**** EXERCISE MATERIALS

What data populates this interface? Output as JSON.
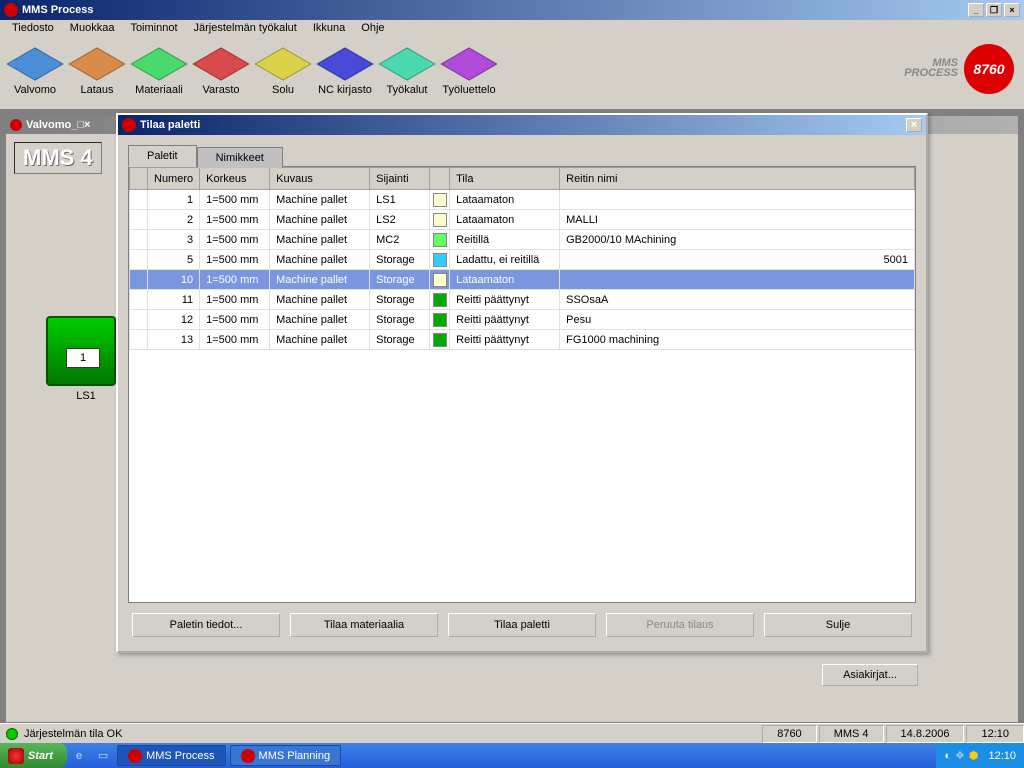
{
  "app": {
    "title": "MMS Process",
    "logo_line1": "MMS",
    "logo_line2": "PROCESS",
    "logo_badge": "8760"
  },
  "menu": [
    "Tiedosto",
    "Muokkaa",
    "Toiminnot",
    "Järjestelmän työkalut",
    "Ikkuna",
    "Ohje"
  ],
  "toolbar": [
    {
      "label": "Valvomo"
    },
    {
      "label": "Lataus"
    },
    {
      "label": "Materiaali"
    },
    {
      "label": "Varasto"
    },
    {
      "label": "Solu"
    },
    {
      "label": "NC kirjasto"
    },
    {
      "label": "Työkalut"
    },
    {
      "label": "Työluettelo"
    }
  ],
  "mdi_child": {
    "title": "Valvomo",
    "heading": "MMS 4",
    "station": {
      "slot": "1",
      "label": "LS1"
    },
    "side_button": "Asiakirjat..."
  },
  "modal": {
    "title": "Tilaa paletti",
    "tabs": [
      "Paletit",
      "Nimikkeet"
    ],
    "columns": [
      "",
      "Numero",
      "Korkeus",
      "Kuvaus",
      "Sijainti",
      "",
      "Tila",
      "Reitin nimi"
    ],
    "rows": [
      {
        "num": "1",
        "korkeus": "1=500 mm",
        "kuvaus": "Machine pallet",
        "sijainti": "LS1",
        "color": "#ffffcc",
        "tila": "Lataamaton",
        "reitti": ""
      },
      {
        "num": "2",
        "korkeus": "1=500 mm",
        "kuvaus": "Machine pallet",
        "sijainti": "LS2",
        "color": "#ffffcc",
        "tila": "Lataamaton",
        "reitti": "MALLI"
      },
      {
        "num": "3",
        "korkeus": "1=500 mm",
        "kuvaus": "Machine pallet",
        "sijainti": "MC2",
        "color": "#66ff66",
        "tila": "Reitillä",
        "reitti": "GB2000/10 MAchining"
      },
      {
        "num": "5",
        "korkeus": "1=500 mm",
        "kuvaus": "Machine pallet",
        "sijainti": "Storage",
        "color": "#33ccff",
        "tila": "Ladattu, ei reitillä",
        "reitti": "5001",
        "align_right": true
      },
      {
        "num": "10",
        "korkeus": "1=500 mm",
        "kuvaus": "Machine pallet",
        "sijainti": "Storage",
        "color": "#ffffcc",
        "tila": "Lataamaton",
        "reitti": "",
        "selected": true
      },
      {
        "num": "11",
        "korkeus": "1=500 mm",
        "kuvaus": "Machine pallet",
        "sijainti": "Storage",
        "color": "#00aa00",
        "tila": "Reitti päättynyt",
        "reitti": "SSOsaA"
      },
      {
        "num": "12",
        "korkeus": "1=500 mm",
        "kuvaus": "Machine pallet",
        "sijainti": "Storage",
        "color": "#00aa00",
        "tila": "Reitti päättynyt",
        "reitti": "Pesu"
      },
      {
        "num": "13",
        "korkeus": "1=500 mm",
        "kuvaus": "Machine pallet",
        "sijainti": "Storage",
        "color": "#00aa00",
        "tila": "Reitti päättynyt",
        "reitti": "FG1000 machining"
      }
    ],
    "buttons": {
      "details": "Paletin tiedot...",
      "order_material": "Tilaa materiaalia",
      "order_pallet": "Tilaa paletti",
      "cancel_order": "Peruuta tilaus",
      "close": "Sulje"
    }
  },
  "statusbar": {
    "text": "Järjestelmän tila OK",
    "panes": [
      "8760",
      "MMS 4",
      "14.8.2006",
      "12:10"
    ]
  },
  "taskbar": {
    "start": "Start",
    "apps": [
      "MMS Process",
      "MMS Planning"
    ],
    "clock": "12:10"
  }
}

********
**** EXERCISE MATERIALS

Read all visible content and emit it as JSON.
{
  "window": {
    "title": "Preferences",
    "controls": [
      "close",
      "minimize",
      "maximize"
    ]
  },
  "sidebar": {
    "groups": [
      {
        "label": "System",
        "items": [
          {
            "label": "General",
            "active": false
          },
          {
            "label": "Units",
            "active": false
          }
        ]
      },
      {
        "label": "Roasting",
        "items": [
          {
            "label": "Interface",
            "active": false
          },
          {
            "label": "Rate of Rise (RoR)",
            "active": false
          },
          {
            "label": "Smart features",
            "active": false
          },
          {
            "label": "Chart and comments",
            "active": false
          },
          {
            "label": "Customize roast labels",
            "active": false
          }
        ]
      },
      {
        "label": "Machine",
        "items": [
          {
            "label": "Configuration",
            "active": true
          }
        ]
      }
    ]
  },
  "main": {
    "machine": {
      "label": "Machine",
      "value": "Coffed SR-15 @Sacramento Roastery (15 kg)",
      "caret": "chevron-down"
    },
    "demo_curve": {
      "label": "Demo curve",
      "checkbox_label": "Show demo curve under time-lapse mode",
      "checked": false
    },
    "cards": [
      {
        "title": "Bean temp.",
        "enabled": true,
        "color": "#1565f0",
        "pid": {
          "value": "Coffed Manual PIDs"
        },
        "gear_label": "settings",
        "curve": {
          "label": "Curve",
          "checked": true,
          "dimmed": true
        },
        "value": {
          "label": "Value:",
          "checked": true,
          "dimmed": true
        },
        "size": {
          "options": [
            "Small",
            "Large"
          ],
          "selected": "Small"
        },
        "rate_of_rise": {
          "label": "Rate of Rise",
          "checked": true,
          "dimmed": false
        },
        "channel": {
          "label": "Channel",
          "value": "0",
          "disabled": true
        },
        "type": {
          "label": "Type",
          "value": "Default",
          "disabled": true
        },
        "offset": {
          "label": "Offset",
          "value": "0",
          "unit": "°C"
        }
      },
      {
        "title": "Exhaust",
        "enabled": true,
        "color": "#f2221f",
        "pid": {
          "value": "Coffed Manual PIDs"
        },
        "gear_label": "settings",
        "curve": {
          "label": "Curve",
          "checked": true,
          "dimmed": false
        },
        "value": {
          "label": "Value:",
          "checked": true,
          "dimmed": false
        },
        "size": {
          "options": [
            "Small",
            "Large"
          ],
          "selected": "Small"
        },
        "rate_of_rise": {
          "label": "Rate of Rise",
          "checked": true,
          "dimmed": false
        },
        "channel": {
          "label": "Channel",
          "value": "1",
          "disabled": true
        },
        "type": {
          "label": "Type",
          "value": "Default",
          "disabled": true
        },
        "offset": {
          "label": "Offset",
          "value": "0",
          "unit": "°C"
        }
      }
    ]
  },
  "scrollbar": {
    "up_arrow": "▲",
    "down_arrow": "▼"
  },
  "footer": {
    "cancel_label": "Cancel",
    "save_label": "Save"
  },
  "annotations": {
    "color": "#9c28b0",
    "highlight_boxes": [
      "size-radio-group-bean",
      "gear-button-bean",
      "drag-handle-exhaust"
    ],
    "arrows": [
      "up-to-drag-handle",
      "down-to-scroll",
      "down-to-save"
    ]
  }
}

********
**** EXERCISE MATERIALS

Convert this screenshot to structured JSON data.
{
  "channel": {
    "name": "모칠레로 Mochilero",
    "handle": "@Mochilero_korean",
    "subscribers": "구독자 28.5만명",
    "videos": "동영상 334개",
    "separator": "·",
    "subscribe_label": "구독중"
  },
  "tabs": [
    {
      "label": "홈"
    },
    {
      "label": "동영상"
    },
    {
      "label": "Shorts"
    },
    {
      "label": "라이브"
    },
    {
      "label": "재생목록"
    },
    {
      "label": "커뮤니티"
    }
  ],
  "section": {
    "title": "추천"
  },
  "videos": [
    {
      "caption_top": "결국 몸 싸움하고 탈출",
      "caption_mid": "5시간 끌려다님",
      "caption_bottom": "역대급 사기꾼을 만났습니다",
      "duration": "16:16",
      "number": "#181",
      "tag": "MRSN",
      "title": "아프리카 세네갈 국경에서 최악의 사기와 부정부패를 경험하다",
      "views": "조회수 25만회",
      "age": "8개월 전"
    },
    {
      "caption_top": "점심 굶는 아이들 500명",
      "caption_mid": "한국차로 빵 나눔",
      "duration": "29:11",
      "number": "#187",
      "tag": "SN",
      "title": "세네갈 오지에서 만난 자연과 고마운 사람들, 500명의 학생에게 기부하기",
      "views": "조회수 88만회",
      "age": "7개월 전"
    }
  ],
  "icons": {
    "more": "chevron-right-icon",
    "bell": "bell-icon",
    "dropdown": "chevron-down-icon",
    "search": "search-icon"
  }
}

********

Each line with the string "handle" in it needs to be found and copied.

      "drag-handle-exhaust"
      "up-to-drag-handle",
    "handle": "@Mochilero_korean",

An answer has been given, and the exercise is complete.